**What is needed**
State the number of lines that include the string "Toko", and write nothing else.
■ ■ ■ ■ ■ ■ ■
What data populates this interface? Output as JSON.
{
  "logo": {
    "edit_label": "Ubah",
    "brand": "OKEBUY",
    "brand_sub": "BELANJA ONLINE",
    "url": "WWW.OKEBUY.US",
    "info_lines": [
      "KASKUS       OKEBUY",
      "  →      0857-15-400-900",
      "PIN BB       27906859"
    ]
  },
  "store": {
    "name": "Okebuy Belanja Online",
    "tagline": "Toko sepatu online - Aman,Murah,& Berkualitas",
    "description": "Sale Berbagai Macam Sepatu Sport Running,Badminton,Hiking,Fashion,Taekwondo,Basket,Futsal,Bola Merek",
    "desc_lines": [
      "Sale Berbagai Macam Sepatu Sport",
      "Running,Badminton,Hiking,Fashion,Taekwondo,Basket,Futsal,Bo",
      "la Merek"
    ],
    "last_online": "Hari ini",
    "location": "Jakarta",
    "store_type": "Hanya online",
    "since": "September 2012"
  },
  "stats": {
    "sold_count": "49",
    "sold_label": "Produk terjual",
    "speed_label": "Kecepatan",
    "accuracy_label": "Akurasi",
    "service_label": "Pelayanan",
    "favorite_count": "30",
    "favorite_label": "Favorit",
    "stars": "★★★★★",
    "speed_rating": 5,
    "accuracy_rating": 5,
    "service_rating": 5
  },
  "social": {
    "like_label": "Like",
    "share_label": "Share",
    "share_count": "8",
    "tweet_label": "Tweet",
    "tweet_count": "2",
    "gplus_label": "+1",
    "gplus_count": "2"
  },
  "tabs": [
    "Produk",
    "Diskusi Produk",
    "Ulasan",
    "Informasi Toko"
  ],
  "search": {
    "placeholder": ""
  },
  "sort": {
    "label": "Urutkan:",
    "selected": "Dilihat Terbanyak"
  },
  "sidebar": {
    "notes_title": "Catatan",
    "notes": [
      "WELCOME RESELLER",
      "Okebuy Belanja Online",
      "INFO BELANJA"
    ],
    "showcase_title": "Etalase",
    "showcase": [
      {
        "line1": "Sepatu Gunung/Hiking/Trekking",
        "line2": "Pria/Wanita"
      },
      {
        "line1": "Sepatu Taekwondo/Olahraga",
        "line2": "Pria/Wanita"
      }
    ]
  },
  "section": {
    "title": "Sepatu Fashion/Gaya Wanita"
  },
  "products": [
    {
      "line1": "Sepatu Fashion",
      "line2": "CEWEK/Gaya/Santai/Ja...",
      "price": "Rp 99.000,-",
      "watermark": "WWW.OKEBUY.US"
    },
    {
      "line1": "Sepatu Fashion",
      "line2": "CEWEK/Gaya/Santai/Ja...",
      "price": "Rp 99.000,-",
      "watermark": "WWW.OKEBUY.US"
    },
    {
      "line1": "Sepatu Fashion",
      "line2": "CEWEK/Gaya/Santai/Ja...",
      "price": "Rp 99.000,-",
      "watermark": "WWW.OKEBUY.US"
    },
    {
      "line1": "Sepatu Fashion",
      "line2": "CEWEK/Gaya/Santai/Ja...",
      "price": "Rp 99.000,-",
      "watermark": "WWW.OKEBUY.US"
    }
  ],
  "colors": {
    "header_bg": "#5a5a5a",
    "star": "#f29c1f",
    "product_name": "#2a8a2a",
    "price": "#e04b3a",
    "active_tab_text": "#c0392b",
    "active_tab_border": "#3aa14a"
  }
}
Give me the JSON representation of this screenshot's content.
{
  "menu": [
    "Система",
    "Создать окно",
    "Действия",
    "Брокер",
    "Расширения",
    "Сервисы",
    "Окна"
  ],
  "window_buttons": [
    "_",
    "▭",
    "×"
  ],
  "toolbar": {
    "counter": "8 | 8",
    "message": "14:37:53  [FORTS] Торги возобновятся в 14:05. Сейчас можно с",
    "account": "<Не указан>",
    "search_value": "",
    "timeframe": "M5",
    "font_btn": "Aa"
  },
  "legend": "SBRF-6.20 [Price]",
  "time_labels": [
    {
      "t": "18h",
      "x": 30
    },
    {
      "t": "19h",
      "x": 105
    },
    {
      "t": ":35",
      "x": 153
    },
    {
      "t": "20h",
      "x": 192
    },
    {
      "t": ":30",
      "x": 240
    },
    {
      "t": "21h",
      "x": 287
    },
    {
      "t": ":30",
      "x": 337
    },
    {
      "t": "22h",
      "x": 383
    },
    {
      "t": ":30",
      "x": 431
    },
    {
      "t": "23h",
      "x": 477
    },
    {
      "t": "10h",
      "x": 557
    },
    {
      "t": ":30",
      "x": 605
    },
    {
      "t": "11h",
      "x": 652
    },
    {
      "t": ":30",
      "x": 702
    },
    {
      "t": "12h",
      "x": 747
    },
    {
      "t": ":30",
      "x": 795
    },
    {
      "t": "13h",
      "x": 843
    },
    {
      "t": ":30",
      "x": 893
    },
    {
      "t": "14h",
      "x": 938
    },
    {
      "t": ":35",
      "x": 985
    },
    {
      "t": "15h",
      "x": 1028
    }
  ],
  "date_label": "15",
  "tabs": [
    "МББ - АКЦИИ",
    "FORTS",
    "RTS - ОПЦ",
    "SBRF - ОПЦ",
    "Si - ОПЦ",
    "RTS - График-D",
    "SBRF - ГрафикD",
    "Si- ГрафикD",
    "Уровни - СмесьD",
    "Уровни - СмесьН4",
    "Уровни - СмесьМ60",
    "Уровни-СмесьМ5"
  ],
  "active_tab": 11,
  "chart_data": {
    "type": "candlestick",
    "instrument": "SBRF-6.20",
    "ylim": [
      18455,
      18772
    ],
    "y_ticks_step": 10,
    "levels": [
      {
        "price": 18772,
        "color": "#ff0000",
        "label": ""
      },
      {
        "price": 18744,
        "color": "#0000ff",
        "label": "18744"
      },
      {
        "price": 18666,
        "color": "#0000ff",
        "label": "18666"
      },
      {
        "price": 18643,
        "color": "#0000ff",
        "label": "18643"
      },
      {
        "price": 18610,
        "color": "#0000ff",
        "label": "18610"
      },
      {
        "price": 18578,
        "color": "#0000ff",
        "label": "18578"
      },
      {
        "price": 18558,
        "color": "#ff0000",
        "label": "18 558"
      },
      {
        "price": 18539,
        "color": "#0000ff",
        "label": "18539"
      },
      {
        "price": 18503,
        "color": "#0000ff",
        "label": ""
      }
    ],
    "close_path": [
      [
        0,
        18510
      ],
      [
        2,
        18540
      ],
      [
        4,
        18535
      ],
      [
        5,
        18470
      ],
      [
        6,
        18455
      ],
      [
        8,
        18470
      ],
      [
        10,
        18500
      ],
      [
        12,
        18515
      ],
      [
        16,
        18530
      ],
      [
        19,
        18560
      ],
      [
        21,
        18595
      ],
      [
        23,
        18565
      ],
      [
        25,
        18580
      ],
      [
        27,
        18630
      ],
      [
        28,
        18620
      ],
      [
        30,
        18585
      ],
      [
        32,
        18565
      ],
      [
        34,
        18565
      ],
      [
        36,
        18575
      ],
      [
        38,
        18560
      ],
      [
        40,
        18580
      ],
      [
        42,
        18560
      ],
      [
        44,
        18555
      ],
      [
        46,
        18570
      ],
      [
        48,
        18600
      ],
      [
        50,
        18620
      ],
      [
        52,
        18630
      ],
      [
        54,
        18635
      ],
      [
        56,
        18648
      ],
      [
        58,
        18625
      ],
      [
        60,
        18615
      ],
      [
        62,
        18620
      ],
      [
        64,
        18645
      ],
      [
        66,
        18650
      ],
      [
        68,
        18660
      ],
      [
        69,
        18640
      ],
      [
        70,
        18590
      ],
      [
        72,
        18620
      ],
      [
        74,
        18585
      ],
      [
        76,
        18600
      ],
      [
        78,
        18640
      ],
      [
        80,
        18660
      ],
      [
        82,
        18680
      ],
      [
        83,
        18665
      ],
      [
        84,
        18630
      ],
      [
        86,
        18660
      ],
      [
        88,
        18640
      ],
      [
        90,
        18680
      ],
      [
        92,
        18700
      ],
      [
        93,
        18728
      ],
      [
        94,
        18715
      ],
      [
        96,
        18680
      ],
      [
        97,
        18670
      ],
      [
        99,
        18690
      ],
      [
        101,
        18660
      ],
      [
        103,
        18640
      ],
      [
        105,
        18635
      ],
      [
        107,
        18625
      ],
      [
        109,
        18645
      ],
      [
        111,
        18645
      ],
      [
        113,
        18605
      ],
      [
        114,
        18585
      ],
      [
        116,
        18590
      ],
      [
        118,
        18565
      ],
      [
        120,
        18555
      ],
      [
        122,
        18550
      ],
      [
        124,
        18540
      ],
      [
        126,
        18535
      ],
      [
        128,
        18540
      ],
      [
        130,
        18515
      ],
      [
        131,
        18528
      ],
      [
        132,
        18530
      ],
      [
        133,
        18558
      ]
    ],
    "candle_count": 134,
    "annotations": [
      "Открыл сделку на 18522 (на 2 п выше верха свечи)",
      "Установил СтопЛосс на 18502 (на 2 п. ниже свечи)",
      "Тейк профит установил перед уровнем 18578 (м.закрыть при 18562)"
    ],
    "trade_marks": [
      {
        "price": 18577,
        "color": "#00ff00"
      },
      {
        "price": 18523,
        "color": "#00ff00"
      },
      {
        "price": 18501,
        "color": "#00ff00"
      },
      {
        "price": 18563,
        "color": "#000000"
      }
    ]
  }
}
■ ■ ■ ■ ■ ■ ■
**Reply**
2